- Born: June 23, 1978 (age 48)
- Education: Oslo Academy of Fine Arts
- Website: janhakon.com

= Jan Hakon Erichsen =

Norwegian contemporary artist

Jan Hakon Erichsen (born June 23, 1978) is a Norwegian contemporary artist. He is known for his short "destruction videos", often featuring balloons being popped.

== Work ==
Erichsen has become well known for his "destruction videos", which he began making in late 2017. Now, he typically posts one video a day on Instagram. The videos most commonly depict elaborate methods of popping balloons, but other recurring themes include crushing dry pasta and taco shells, destroying household items, and wearing bizarre "hats" made from food. Items often used in the videos include balloons, dry pasta, bananas, cacti, and knives, of which Erichsen has said he owns "somewhere between 500 and 1000".

Erichsen's influences include Chris Burden, 1960s and 1970s performance art, punk rock, and horror films.

In 2019, a 2-minute compilation of Erichsen's balloon popping videos went viral on Twitter, accumulating 9.5 million views in 24 hours and hundreds of thousands of likes and reetweets. He was nominated for a Shorty Award in 2020, in the category of "Best in Weird".

Stored entries:
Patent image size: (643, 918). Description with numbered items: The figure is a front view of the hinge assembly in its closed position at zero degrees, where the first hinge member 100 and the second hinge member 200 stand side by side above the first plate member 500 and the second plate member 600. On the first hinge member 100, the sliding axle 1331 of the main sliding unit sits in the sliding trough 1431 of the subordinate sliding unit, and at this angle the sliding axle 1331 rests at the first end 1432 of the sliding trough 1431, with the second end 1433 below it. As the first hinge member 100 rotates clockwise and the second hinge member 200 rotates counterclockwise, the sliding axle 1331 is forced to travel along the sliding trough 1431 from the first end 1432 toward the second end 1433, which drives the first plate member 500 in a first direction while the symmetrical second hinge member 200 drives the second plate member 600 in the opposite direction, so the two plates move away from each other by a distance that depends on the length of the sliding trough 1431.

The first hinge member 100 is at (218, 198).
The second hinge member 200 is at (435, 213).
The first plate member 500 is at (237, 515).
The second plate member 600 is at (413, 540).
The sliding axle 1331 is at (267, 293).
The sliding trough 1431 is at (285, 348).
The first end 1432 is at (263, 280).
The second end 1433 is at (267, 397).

WORK INSTRUCTIONS | List the items that the Jan Hakon Erichsen article names as often used in his videos. Draw only on the Jan Hakon Erichsen article, not on the rows.

ANSWER BELOW | Balloons, dry pasta, bananas, cacti, and knives.